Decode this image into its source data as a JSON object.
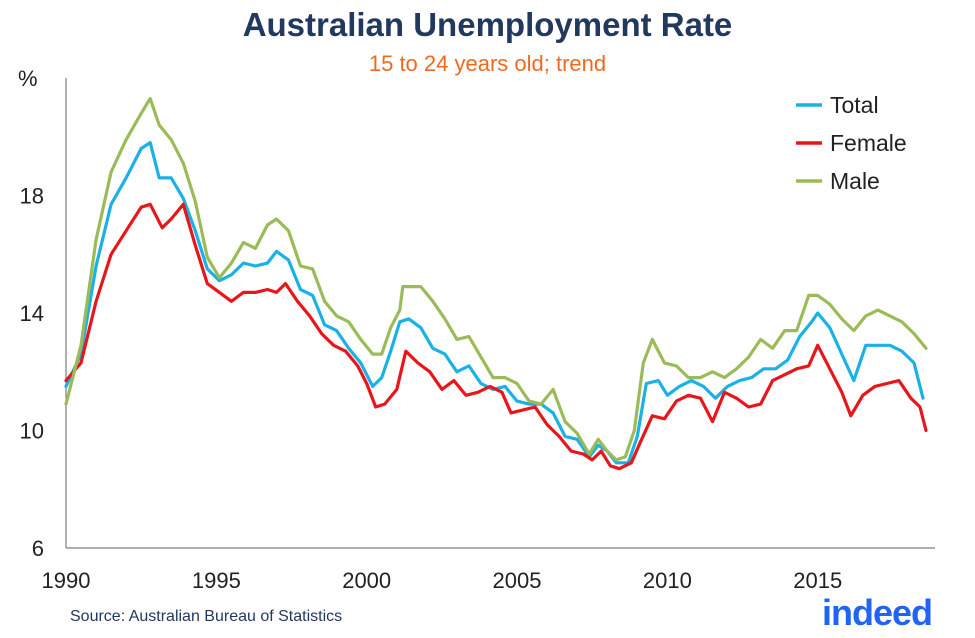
{
  "chart_data": {
    "type": "line",
    "title": "Australian Unemployment Rate",
    "subtitle": "15 to 24 years old; trend",
    "ylabel": "%",
    "xlabel": "",
    "ylim": [
      6,
      22
    ],
    "xlim": [
      1990,
      2018.9
    ],
    "yticks": [
      6,
      10,
      14,
      18
    ],
    "xticks": [
      1990,
      1995,
      2000,
      2005,
      2010,
      2015
    ],
    "grid": false,
    "legend_position": "top-right",
    "source": "Source: Australian Bureau of Statistics",
    "series": [
      {
        "name": "Total",
        "color": "#1bb1e7",
        "points": [
          [
            1990.0,
            11.5
          ],
          [
            1990.5,
            12.6
          ],
          [
            1991.0,
            15.6
          ],
          [
            1991.5,
            17.7
          ],
          [
            1992.0,
            18.6
          ],
          [
            1992.5,
            19.6
          ],
          [
            1992.8,
            19.8
          ],
          [
            1993.1,
            18.6
          ],
          [
            1993.5,
            18.6
          ],
          [
            1993.9,
            17.9
          ],
          [
            1994.3,
            16.8
          ],
          [
            1994.7,
            15.5
          ],
          [
            1995.1,
            15.1
          ],
          [
            1995.5,
            15.3
          ],
          [
            1995.9,
            15.7
          ],
          [
            1996.3,
            15.6
          ],
          [
            1996.7,
            15.7
          ],
          [
            1997.0,
            16.1
          ],
          [
            1997.4,
            15.8
          ],
          [
            1997.8,
            14.8
          ],
          [
            1998.2,
            14.6
          ],
          [
            1998.6,
            13.6
          ],
          [
            1999.0,
            13.4
          ],
          [
            1999.4,
            12.8
          ],
          [
            1999.8,
            12.3
          ],
          [
            2000.2,
            11.5
          ],
          [
            2000.5,
            11.8
          ],
          [
            2000.8,
            12.7
          ],
          [
            2001.1,
            13.7
          ],
          [
            2001.4,
            13.8
          ],
          [
            2001.8,
            13.5
          ],
          [
            2002.2,
            12.8
          ],
          [
            2002.6,
            12.6
          ],
          [
            2003.0,
            12.0
          ],
          [
            2003.4,
            12.2
          ],
          [
            2003.8,
            11.6
          ],
          [
            2004.2,
            11.4
          ],
          [
            2004.6,
            11.5
          ],
          [
            2005.0,
            11.0
          ],
          [
            2005.4,
            10.9
          ],
          [
            2005.8,
            10.9
          ],
          [
            2006.2,
            10.6
          ],
          [
            2006.6,
            9.8
          ],
          [
            2007.0,
            9.7
          ],
          [
            2007.4,
            9.1
          ],
          [
            2007.7,
            9.5
          ],
          [
            2008.0,
            9.3
          ],
          [
            2008.3,
            8.9
          ],
          [
            2008.7,
            8.9
          ],
          [
            2009.0,
            9.8
          ],
          [
            2009.3,
            11.6
          ],
          [
            2009.7,
            11.7
          ],
          [
            2010.0,
            11.2
          ],
          [
            2010.4,
            11.5
          ],
          [
            2010.8,
            11.7
          ],
          [
            2011.2,
            11.5
          ],
          [
            2011.6,
            11.1
          ],
          [
            2012.0,
            11.5
          ],
          [
            2012.4,
            11.7
          ],
          [
            2012.8,
            11.8
          ],
          [
            2013.2,
            12.1
          ],
          [
            2013.6,
            12.1
          ],
          [
            2014.0,
            12.4
          ],
          [
            2014.4,
            13.2
          ],
          [
            2014.8,
            13.7
          ],
          [
            2015.0,
            14.0
          ],
          [
            2015.4,
            13.5
          ],
          [
            2015.8,
            12.6
          ],
          [
            2016.2,
            11.7
          ],
          [
            2016.6,
            12.9
          ],
          [
            2017.0,
            12.9
          ],
          [
            2017.4,
            12.9
          ],
          [
            2017.8,
            12.7
          ],
          [
            2018.2,
            12.3
          ],
          [
            2018.5,
            11.1
          ]
        ]
      },
      {
        "name": "Female",
        "color": "#e8161b",
        "points": [
          [
            1990.0,
            11.7
          ],
          [
            1990.5,
            12.3
          ],
          [
            1991.0,
            14.4
          ],
          [
            1991.5,
            16.0
          ],
          [
            1992.0,
            16.8
          ],
          [
            1992.5,
            17.6
          ],
          [
            1992.8,
            17.7
          ],
          [
            1993.2,
            16.9
          ],
          [
            1993.5,
            17.2
          ],
          [
            1993.9,
            17.7
          ],
          [
            1994.3,
            16.3
          ],
          [
            1994.7,
            15.0
          ],
          [
            1995.1,
            14.7
          ],
          [
            1995.5,
            14.4
          ],
          [
            1995.9,
            14.7
          ],
          [
            1996.3,
            14.7
          ],
          [
            1996.7,
            14.8
          ],
          [
            1997.0,
            14.7
          ],
          [
            1997.3,
            15.0
          ],
          [
            1997.7,
            14.4
          ],
          [
            1998.1,
            13.9
          ],
          [
            1998.5,
            13.3
          ],
          [
            1998.9,
            12.9
          ],
          [
            1999.3,
            12.7
          ],
          [
            1999.7,
            12.2
          ],
          [
            2000.0,
            11.6
          ],
          [
            2000.3,
            10.8
          ],
          [
            2000.6,
            10.9
          ],
          [
            2001.0,
            11.4
          ],
          [
            2001.3,
            12.7
          ],
          [
            2001.7,
            12.3
          ],
          [
            2002.1,
            12.0
          ],
          [
            2002.5,
            11.4
          ],
          [
            2002.9,
            11.7
          ],
          [
            2003.3,
            11.2
          ],
          [
            2003.7,
            11.3
          ],
          [
            2004.1,
            11.5
          ],
          [
            2004.5,
            11.3
          ],
          [
            2004.8,
            10.6
          ],
          [
            2005.2,
            10.7
          ],
          [
            2005.6,
            10.8
          ],
          [
            2006.0,
            10.2
          ],
          [
            2006.4,
            9.8
          ],
          [
            2006.8,
            9.3
          ],
          [
            2007.2,
            9.2
          ],
          [
            2007.5,
            9.0
          ],
          [
            2007.8,
            9.3
          ],
          [
            2008.1,
            8.8
          ],
          [
            2008.4,
            8.7
          ],
          [
            2008.8,
            8.9
          ],
          [
            2009.1,
            9.6
          ],
          [
            2009.5,
            10.5
          ],
          [
            2009.9,
            10.4
          ],
          [
            2010.3,
            11.0
          ],
          [
            2010.7,
            11.2
          ],
          [
            2011.1,
            11.1
          ],
          [
            2011.5,
            10.3
          ],
          [
            2011.9,
            11.3
          ],
          [
            2012.3,
            11.1
          ],
          [
            2012.7,
            10.8
          ],
          [
            2013.1,
            10.9
          ],
          [
            2013.5,
            11.7
          ],
          [
            2013.9,
            11.9
          ],
          [
            2014.3,
            12.1
          ],
          [
            2014.7,
            12.2
          ],
          [
            2015.0,
            12.9
          ],
          [
            2015.4,
            12.1
          ],
          [
            2015.8,
            11.3
          ],
          [
            2016.1,
            10.5
          ],
          [
            2016.5,
            11.2
          ],
          [
            2016.9,
            11.5
          ],
          [
            2017.3,
            11.6
          ],
          [
            2017.7,
            11.7
          ],
          [
            2018.1,
            11.1
          ],
          [
            2018.4,
            10.8
          ],
          [
            2018.6,
            10.0
          ]
        ]
      },
      {
        "name": "Male",
        "color": "#9bbb59",
        "points": [
          [
            1990.0,
            10.9
          ],
          [
            1990.5,
            12.9
          ],
          [
            1991.0,
            16.5
          ],
          [
            1991.5,
            18.8
          ],
          [
            1992.0,
            19.9
          ],
          [
            1992.5,
            20.8
          ],
          [
            1992.8,
            21.3
          ],
          [
            1993.1,
            20.4
          ],
          [
            1993.5,
            19.9
          ],
          [
            1993.9,
            19.1
          ],
          [
            1994.3,
            17.8
          ],
          [
            1994.7,
            15.9
          ],
          [
            1995.1,
            15.2
          ],
          [
            1995.5,
            15.7
          ],
          [
            1995.9,
            16.4
          ],
          [
            1996.3,
            16.2
          ],
          [
            1996.7,
            17.0
          ],
          [
            1997.0,
            17.2
          ],
          [
            1997.4,
            16.8
          ],
          [
            1997.8,
            15.6
          ],
          [
            1998.2,
            15.5
          ],
          [
            1998.6,
            14.4
          ],
          [
            1999.0,
            13.9
          ],
          [
            1999.4,
            13.7
          ],
          [
            1999.8,
            13.1
          ],
          [
            2000.2,
            12.6
          ],
          [
            2000.5,
            12.6
          ],
          [
            2000.8,
            13.5
          ],
          [
            2001.1,
            14.1
          ],
          [
            2001.2,
            14.9
          ],
          [
            2001.8,
            14.9
          ],
          [
            2002.2,
            14.4
          ],
          [
            2002.6,
            13.8
          ],
          [
            2003.0,
            13.1
          ],
          [
            2003.4,
            13.2
          ],
          [
            2003.8,
            12.5
          ],
          [
            2004.2,
            11.8
          ],
          [
            2004.6,
            11.8
          ],
          [
            2005.0,
            11.6
          ],
          [
            2005.4,
            11.0
          ],
          [
            2005.8,
            10.9
          ],
          [
            2006.2,
            11.4
          ],
          [
            2006.6,
            10.3
          ],
          [
            2007.0,
            9.9
          ],
          [
            2007.4,
            9.2
          ],
          [
            2007.7,
            9.7
          ],
          [
            2008.0,
            9.3
          ],
          [
            2008.3,
            9.0
          ],
          [
            2008.6,
            9.1
          ],
          [
            2008.9,
            10.0
          ],
          [
            2009.2,
            12.3
          ],
          [
            2009.5,
            13.1
          ],
          [
            2009.9,
            12.3
          ],
          [
            2010.3,
            12.2
          ],
          [
            2010.7,
            11.8
          ],
          [
            2011.1,
            11.8
          ],
          [
            2011.5,
            12.0
          ],
          [
            2011.9,
            11.8
          ],
          [
            2012.3,
            12.1
          ],
          [
            2012.7,
            12.5
          ],
          [
            2013.1,
            13.1
          ],
          [
            2013.5,
            12.8
          ],
          [
            2013.9,
            13.4
          ],
          [
            2014.3,
            13.4
          ],
          [
            2014.7,
            14.6
          ],
          [
            2015.0,
            14.6
          ],
          [
            2015.4,
            14.3
          ],
          [
            2015.8,
            13.8
          ],
          [
            2016.2,
            13.4
          ],
          [
            2016.6,
            13.9
          ],
          [
            2017.0,
            14.1
          ],
          [
            2017.4,
            13.9
          ],
          [
            2017.8,
            13.7
          ],
          [
            2018.2,
            13.3
          ],
          [
            2018.6,
            12.8
          ]
        ]
      }
    ]
  },
  "brand": {
    "logo_text": "indeed",
    "logo_color": "#2164f3"
  }
}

┄┄┄┄┄┄┄┄┄┄┄┄┄┄┄┄┄┄┄┄

**Aim of the exercise:** Report all lines of the data above that include the string "Australian".

**Task answer:**
    "title": "Australian Unemployment Rate",
    "source": "Source: Australian Bureau of Statistics",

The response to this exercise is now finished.